• _Records for the exercise_

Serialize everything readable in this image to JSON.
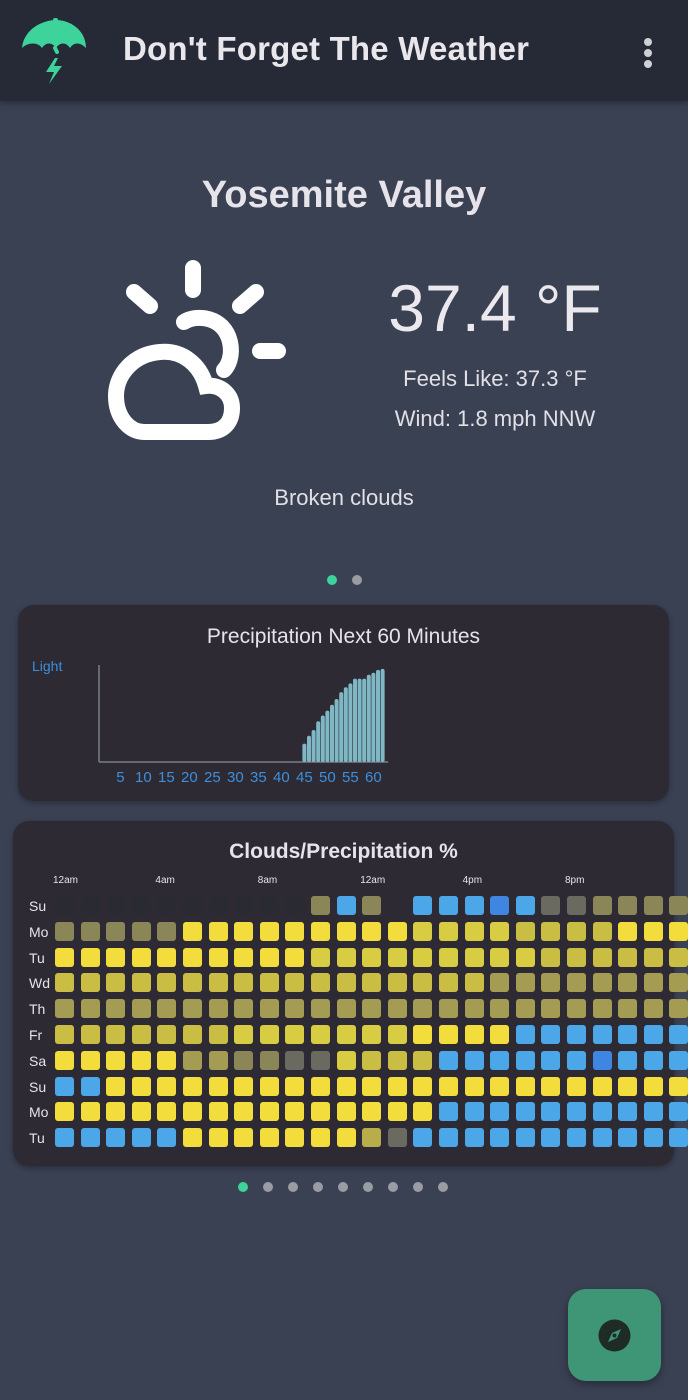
{
  "app": {
    "title": "Don't Forget The Weather",
    "logo_icon": "umbrella-lightning-icon",
    "menu_icon": "more-vert-icon",
    "accent": "#3dd39b"
  },
  "current": {
    "location": "Yosemite Valley",
    "icon": "partly-cloudy-icon",
    "temperature": "37.4 °F",
    "feels_like": "Feels Like: 37.3 °F",
    "wind": "Wind: 1.8 mph NNW",
    "condition": "Broken clouds"
  },
  "pager_top": {
    "count": 2,
    "active": 0
  },
  "precipitation": {
    "title": "Precipitation Next 60 Minutes",
    "y_label": "Light",
    "x_ticks": [
      "5",
      "10",
      "15",
      "20",
      "25",
      "30",
      "35",
      "40",
      "45",
      "50",
      "55",
      "60"
    ],
    "bar_color": "#7fb8c4",
    "values": [
      0,
      0,
      0,
      0,
      0,
      0,
      0,
      0,
      0,
      0,
      0,
      0,
      0,
      0,
      0,
      0,
      0,
      0,
      0,
      0,
      0,
      0,
      0,
      0,
      0,
      0,
      0,
      0,
      0,
      0,
      0,
      0,
      0,
      0,
      0,
      0,
      0,
      0,
      0,
      0,
      0,
      0,
      0,
      0,
      0.19,
      0.27,
      0.33,
      0.42,
      0.48,
      0.53,
      0.59,
      0.65,
      0.72,
      0.77,
      0.81,
      0.86,
      0.86,
      0.86,
      0.9,
      0.92,
      0.95,
      0.96
    ]
  },
  "clouds": {
    "title": "Clouds/Precipitation %",
    "hour_labels": [
      "12am",
      "4am",
      "8am",
      "12am",
      "4pm",
      "8pm"
    ],
    "days": [
      "Su",
      "Mo",
      "Tu",
      "Wd",
      "Th",
      "Fr",
      "Sa",
      "Su",
      "Mo",
      "Tu"
    ],
    "color_key": {
      "e": "#2a2a33",
      "g": "#6a6a60",
      "o": "#8a8658",
      "k": "#a39c52",
      "q": "#b8ad4a",
      "m": "#c9bd44",
      "s": "#d8cc42",
      "y": "#f2dd3c",
      "b": "#4ca7e8",
      "d": "#3f86e2"
    },
    "rows": [
      "eeeeeeeeeeoboubbbdbggooooo",
      "oooooyyyyyyyyyssssmmmmyyyy",
      "yyyyyyyyyysssssssssmmmmmmm",
      "mmmmmmmmmmmmmmmmmkkkkkkkkk",
      "kkkkkkkkkkkkkkkkkkkkkkkkkk",
      "mmmmmmmsssssssyyyybbbbbbby",
      "yyyyykkooggsmmmbbbbbbdbbbb",
      "bbyyyyyyyyyyyyyyyyyyyyyyyy",
      "yyyyyyyyyyyyyyybbbbbbbbbby",
      "bbbbbyyyyyyyqgbbbbbbbbbbbb"
    ]
  },
  "pager_bottom": {
    "count": 9,
    "active": 0
  },
  "fab": {
    "icon": "compass-icon",
    "color": "#3f9676"
  }
}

• _What to produce_
Write only the number of lines in the data above that include "icon".

• _Correct output_
4